• PROBLEM DESCRIPTION:
Take every line that has the string "your" and copy it out.

***** RECORDS TO PROCESS *****

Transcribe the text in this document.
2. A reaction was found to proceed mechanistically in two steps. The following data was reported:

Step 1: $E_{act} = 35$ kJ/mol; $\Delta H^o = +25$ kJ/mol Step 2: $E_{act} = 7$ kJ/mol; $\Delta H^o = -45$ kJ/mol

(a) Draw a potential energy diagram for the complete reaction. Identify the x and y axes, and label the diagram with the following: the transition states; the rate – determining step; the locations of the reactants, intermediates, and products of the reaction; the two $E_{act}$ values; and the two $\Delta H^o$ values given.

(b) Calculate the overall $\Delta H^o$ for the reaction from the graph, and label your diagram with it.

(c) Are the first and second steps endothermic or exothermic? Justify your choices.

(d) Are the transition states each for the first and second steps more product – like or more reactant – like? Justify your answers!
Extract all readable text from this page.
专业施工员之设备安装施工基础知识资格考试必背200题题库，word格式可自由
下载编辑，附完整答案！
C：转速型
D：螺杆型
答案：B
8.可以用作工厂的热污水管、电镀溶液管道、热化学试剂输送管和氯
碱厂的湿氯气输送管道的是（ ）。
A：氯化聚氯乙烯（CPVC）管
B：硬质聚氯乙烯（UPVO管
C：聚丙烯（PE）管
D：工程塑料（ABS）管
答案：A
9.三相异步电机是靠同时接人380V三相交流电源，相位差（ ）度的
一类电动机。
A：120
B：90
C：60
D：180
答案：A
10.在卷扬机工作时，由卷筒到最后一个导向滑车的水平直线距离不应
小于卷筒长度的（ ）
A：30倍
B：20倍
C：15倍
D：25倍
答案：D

*****

• OUTPUT:
(b) Calculate the overall $\Delta H^o$ for the reaction from the graph, and label your diagram with it.
(c) Are the first and second steps endothermic or exothermic? Justify your choices.
(d) Are the transition states each for the first and second steps more product – like or more reactant – like? Justify your answers!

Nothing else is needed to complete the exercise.